» TASK GOAL
Look through the material below and count the lines with the string "area". Report only the count.

+ + +

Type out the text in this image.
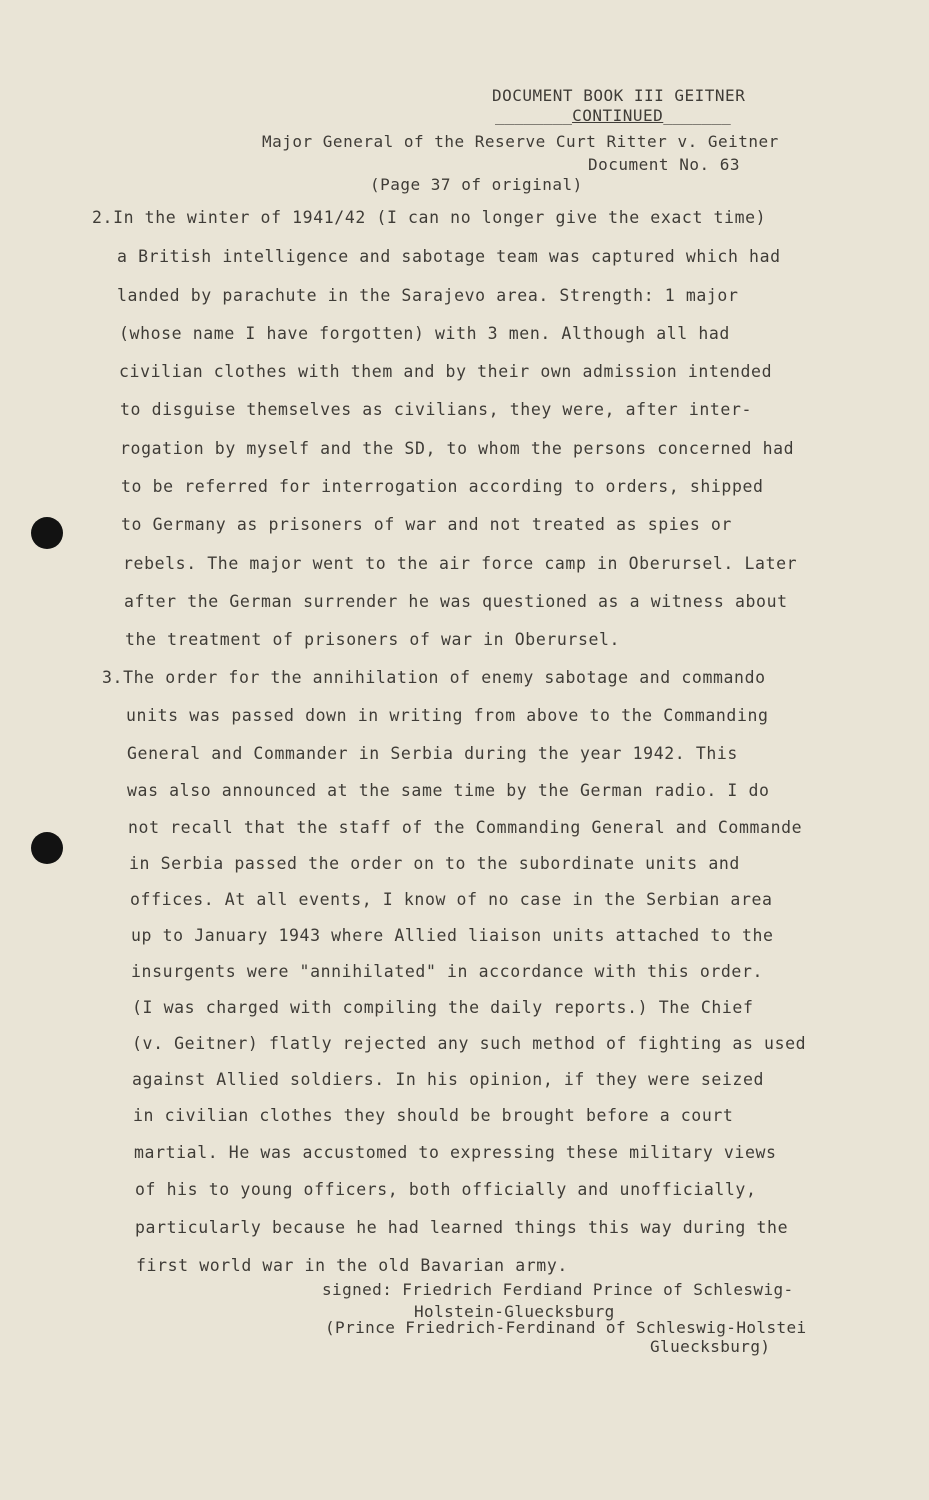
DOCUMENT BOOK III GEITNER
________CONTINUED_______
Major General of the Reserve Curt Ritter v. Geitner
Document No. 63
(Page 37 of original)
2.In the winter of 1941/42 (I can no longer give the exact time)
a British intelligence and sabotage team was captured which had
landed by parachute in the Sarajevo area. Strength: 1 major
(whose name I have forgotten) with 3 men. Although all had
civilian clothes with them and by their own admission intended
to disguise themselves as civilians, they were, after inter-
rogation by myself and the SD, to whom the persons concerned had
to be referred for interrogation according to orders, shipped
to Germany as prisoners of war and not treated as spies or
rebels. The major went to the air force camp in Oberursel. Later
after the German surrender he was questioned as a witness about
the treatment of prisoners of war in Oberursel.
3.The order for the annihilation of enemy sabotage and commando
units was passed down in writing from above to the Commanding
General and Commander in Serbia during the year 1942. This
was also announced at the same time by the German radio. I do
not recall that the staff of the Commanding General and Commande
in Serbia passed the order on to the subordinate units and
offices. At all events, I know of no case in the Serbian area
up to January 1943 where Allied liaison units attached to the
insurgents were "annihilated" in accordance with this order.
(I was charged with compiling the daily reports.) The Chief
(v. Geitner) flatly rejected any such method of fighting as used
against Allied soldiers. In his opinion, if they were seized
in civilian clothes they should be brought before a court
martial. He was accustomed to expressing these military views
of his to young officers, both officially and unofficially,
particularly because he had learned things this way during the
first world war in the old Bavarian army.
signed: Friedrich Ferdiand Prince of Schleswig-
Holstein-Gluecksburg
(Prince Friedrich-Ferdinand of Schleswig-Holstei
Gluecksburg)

+ + +

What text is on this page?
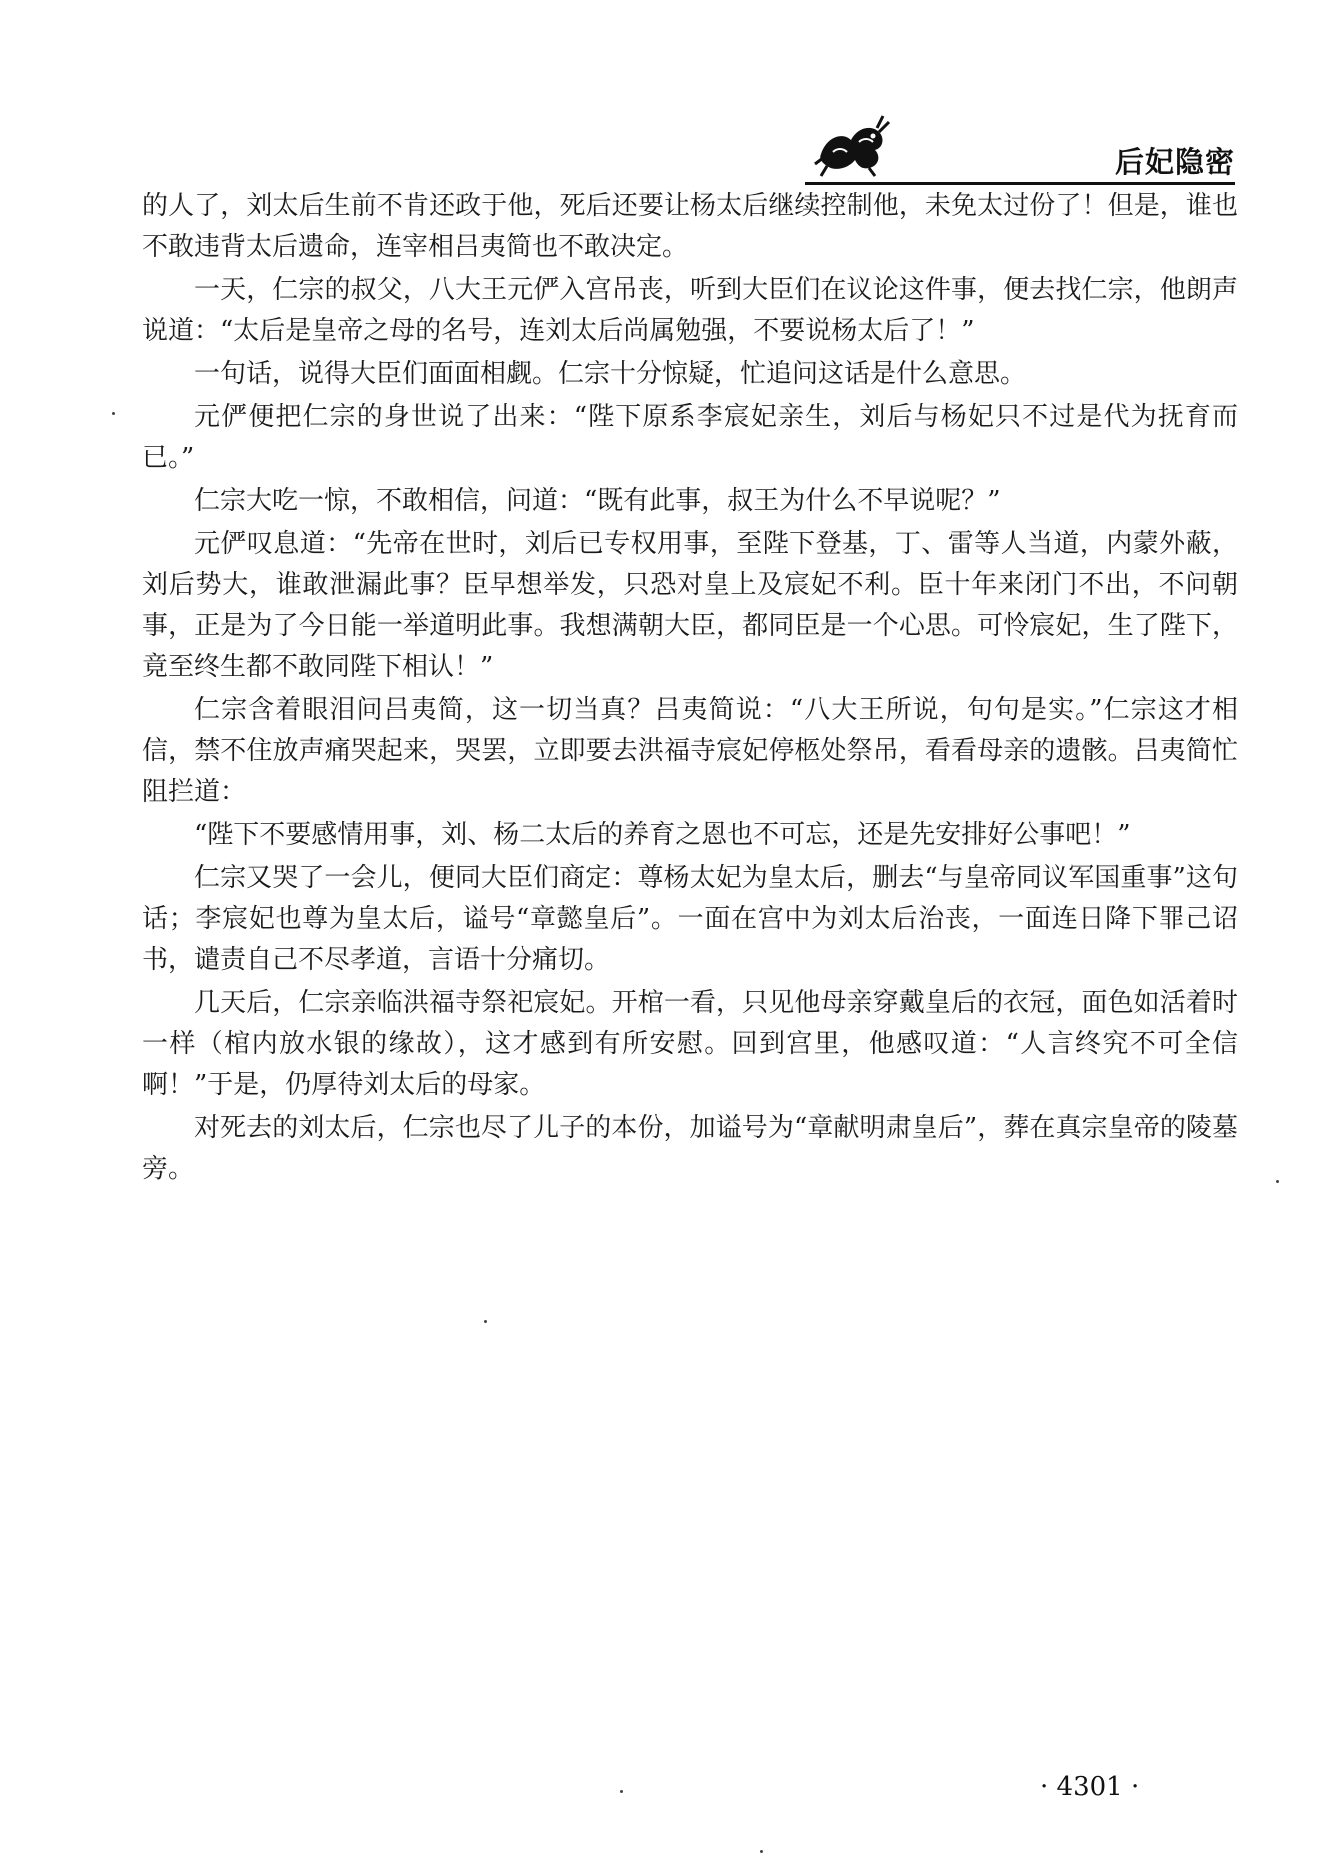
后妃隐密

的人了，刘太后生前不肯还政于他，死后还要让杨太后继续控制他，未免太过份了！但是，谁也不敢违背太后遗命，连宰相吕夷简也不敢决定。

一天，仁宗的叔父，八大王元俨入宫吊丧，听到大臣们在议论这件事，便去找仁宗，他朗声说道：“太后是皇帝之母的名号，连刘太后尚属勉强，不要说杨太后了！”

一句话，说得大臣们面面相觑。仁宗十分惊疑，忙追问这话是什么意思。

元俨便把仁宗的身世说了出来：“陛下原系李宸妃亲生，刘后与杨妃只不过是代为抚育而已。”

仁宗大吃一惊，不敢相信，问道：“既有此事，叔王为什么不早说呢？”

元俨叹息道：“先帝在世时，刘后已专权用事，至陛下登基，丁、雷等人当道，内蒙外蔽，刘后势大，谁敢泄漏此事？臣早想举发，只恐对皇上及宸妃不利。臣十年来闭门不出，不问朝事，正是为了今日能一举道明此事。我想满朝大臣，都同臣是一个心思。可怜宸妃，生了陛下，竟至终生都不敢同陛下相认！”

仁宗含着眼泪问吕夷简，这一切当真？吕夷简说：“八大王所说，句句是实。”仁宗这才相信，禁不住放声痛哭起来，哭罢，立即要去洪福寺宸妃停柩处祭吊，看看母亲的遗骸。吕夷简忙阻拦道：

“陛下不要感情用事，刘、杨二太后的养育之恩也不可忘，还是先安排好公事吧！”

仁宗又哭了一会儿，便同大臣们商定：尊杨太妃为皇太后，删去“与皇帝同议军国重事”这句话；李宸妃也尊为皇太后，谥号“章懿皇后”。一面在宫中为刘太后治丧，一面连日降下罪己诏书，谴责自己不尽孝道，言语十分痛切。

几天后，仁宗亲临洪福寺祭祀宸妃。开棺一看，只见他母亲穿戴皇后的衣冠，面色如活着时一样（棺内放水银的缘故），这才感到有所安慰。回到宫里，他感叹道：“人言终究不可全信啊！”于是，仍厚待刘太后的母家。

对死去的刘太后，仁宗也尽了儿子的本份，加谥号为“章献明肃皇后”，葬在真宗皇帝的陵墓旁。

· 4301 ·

+ + +

» TASK RESULT
2